## Start Input rows
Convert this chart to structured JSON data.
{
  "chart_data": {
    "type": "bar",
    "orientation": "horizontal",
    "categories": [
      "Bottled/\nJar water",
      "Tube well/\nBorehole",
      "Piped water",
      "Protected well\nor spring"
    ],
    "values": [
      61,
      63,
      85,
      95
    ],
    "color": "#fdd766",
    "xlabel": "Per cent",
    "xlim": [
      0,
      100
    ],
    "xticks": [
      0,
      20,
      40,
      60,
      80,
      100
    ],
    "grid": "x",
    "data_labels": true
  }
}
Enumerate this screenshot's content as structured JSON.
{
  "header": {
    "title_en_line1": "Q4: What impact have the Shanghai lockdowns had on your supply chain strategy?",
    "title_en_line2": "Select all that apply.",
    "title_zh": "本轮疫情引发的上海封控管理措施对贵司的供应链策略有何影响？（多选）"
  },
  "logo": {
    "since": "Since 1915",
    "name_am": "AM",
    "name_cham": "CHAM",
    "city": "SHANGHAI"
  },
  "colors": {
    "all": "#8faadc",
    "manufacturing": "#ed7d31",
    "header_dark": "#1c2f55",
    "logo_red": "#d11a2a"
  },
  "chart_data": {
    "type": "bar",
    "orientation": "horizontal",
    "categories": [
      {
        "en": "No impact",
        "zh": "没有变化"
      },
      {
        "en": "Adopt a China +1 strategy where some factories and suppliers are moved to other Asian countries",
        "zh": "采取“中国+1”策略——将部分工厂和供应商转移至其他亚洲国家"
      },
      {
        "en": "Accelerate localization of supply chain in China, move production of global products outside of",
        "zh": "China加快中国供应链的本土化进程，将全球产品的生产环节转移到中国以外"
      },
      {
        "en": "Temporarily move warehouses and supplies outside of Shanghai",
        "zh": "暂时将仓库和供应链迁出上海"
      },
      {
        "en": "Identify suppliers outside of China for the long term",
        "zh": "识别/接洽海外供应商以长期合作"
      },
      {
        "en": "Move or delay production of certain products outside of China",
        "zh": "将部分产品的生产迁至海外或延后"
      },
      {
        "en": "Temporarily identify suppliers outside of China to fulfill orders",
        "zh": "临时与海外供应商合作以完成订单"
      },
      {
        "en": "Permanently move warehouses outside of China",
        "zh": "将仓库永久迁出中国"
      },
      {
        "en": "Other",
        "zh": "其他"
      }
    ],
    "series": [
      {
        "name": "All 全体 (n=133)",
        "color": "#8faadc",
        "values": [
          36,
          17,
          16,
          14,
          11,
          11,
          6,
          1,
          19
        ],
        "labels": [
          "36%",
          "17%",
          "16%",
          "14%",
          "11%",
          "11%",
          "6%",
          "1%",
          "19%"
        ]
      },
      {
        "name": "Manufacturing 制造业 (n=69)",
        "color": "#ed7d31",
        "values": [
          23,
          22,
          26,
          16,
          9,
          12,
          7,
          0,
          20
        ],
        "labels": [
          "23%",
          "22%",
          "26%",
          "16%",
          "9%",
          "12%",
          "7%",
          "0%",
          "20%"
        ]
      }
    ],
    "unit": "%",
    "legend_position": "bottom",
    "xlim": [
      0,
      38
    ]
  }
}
## End Input rows
Copy, from the material, each line that holds the string "Temporarily".

## Solution to the exercise:
        "en": "Temporarily move warehouses and supplies outside of Shanghai",
        "en": "Temporarily identify suppliers outside of China to fulfill orders",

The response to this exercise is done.